QUOTED TEXT:
● ● ● ● ●

So much of my life lives on paper.

In letters, in cards, on glossy, on matte.

Inside once locked hardcover journals, there are words scratched in anger, in pain, and occasionally, in radical amazement.

Inside carefully categorized photo albums, there are faces I used to recognize, love, envy.

Most of it — my life on paper — reflects only what was once the drama of my life. For this is what we photograph. Parties, graduations, weddings. And this is what we journal. Love, loss, confusion.

Drama. It’s indeed the drama that compels us to document, to reflect.

But, as I’ve discovered through digging in my cardboard boxes, there is another side to my life lived on paper.

The mundane.

Surrounded by doodles in spiral bound notebooks is the every day life I lived once, in between the drama. Errands I had to run. People I agreed to meet. Tasks I needed to complete.

● ● ● ● ●

RECORDS TO USE:
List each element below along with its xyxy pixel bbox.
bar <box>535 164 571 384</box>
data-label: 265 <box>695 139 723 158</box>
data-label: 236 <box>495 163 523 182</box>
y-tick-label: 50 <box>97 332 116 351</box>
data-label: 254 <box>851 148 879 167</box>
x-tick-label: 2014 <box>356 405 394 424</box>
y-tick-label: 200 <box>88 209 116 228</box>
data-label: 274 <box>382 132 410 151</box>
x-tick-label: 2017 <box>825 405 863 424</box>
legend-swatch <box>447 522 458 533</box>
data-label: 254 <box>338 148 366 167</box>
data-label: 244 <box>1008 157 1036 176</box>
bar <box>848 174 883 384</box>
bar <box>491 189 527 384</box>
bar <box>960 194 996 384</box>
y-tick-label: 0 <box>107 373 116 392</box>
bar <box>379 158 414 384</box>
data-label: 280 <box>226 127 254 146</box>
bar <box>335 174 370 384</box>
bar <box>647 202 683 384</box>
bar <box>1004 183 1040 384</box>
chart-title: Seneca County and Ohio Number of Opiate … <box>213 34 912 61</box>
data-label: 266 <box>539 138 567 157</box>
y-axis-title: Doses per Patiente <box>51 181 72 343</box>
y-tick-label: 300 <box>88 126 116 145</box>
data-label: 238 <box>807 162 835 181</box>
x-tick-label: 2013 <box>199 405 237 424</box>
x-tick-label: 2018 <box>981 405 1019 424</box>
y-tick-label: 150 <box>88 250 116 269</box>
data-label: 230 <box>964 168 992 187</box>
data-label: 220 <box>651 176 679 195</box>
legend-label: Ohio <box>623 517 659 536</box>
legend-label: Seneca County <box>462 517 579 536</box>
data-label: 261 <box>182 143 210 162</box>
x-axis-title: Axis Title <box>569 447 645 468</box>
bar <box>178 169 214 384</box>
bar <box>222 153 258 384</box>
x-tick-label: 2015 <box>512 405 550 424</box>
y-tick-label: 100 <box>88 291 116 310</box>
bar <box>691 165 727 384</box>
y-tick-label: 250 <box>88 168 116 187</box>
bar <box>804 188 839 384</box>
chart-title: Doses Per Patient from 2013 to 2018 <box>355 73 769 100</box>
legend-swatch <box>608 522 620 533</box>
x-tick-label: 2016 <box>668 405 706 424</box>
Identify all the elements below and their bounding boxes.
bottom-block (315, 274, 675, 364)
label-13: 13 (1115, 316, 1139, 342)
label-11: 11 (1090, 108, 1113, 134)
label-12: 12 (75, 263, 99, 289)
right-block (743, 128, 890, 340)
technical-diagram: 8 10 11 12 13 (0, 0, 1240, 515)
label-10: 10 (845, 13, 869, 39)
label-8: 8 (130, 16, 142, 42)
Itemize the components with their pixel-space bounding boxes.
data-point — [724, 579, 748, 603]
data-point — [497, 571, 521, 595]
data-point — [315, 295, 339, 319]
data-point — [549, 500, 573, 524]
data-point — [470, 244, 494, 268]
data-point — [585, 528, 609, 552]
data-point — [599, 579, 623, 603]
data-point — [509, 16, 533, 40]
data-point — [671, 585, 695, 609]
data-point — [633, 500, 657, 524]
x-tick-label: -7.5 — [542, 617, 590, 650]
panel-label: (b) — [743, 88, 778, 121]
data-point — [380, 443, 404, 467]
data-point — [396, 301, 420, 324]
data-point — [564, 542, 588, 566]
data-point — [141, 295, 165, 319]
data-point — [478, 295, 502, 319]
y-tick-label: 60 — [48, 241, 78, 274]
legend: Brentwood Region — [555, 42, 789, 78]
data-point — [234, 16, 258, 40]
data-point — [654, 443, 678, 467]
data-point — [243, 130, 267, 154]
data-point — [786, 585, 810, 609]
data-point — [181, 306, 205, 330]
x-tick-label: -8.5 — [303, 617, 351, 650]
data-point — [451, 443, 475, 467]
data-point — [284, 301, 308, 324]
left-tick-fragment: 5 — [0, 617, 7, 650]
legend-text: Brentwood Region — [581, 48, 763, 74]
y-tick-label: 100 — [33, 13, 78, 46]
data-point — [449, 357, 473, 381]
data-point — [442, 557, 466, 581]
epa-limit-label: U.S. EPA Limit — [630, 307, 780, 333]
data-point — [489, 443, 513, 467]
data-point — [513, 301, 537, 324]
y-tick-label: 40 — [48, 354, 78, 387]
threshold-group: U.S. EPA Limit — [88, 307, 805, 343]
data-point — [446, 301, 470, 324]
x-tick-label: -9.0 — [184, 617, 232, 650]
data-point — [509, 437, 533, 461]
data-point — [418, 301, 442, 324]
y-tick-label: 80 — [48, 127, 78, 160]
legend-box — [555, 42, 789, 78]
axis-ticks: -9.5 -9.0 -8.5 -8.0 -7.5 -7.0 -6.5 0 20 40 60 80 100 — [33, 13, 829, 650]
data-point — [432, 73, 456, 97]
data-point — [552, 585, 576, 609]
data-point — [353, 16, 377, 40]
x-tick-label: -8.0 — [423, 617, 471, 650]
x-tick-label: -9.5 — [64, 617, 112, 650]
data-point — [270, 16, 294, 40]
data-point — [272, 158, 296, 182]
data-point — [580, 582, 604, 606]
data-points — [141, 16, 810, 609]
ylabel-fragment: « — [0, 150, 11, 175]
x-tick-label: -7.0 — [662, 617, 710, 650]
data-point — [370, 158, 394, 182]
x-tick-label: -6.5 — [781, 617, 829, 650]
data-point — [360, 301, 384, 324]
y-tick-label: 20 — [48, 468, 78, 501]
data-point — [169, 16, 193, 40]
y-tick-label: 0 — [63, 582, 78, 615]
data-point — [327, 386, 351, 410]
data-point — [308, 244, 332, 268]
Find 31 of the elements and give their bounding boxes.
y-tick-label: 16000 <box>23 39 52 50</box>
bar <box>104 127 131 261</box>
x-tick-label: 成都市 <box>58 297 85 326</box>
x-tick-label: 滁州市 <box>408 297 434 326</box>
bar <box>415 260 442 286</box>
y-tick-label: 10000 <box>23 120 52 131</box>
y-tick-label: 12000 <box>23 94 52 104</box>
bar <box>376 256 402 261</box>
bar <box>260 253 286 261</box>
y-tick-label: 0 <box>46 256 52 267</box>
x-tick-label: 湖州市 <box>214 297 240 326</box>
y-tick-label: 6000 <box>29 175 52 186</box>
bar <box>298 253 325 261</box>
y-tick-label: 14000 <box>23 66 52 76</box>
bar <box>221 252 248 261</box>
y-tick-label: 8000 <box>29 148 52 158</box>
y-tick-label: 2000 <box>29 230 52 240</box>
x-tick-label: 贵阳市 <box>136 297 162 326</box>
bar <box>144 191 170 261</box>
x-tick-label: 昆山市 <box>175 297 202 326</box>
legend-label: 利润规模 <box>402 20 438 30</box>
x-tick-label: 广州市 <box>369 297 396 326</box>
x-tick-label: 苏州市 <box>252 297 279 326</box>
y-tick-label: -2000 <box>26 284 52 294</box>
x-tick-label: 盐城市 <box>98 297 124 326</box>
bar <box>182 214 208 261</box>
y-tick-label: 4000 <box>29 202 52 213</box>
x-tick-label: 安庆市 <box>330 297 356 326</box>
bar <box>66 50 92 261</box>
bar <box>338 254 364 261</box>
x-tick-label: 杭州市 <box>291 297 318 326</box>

● ● ● ● ●

TASKS:
• a. Answer these about the essay about life on paper:
(i) Which three events does it give as what we photograph?
(ii) Where was the writer digging when the other side of life on paper turned up?
(iii) What surrounds the everyday life in the spiral bound notebooks?
• b. Update the listing from its first line through the line holding "x-tick-label: 2017 <box>825 405 863 424</box>", inclusive, changing each "data-label" to "value-label" and leaving everything else the same. Give only those lines.
The essay about life on paper and the listing are unrelated to each other.

EXERCISE SOLUTIONS:
• a.
(i) Parties, graduations, weddings.
(ii) In cardboard boxes.
(iii) Doodles.

• b.
List each element below along with its xyxy pixel bbox.
bar <box>535 164 571 384</box>
value-label: 265 <box>695 139 723 158</box>
value-label: 236 <box>495 163 523 182</box>
y-tick-label: 50 <box>97 332 116 351</box>
value-label: 254 <box>851 148 879 167</box>
x-tick-label: 2014 <box>356 405 394 424</box>
y-tick-label: 200 <box>88 209 116 228</box>
value-label: 274 <box>382 132 410 151</box>
x-tick-label: 2017 <box>825 405 863 424</box>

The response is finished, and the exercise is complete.